**Work instructions**. All of the records below need to be copied exactly.

**Input material**.
—————

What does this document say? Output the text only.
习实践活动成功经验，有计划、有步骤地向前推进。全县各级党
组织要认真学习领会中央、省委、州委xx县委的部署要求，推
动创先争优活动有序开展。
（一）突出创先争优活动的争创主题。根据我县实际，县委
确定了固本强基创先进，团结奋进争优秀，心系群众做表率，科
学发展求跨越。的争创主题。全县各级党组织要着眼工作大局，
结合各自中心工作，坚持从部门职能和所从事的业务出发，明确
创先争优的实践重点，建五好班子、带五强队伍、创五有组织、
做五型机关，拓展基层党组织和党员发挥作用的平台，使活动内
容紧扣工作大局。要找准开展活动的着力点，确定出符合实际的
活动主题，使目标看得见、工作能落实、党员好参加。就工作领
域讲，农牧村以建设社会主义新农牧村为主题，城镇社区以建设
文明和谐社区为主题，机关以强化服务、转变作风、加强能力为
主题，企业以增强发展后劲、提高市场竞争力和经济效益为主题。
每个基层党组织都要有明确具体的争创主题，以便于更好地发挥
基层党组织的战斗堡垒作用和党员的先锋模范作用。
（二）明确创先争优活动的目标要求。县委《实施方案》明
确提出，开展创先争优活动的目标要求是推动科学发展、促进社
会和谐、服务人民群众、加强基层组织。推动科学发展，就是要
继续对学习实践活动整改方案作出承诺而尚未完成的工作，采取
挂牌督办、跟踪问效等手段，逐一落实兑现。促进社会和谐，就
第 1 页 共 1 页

—————

**The completed task**.
What does this document say? Output the text only.
习实践活动成功经验，有计划、有步骤地向前推进。全县各级党
组织要认真学习领会中央、省委、州委xx县委的部署要求，推
动创先争优活动有序开展。
（一）突出创先争优活动的争创主题。根据我县实际，县委
确定了固本强基创先进，团结奋进争优秀，心系群众做表率，科
学发展求跨越。的争创主题。全县各级党组织要着眼工作大局，
结合各自中心工作，坚持从部门职能和所从事的业务出发，明确
创先争优的实践重点，建五好班子、带五强队伍、创五有组织、
做五型机关，拓展基层党组织和党员发挥作用的平台，使活动内
容紧扣工作大局。要找准开展活动的着力点，确定出符合实际的
活动主题，使目标看得见、工作能落实、党员好参加。就工作领
域讲，农牧村以建设社会主义新农牧村为主题，城镇社区以建设
文明和谐社区为主题，机关以强化服务、转变作风、加强能力为
主题，企业以增强发展后劲、提高市场竞争力和经济效益为主题。
每个基层党组织都要有明确具体的争创主题，以便于更好地发挥
基层党组织的战斗堡垒作用和党员的先锋模范作用。
（二）明确创先争优活动的目标要求。县委《实施方案》明
确提出，开展创先争优活动的目标要求是推动科学发展、促进社
会和谐、服务人民群众、加强基层组织。推动科学发展，就是要
继续对学习实践活动整改方案作出承诺而尚未完成的工作，采取
挂牌督办、跟踪问效等手段，逐一落实兑现。促进社会和谐，就
第 1 页 共 1 页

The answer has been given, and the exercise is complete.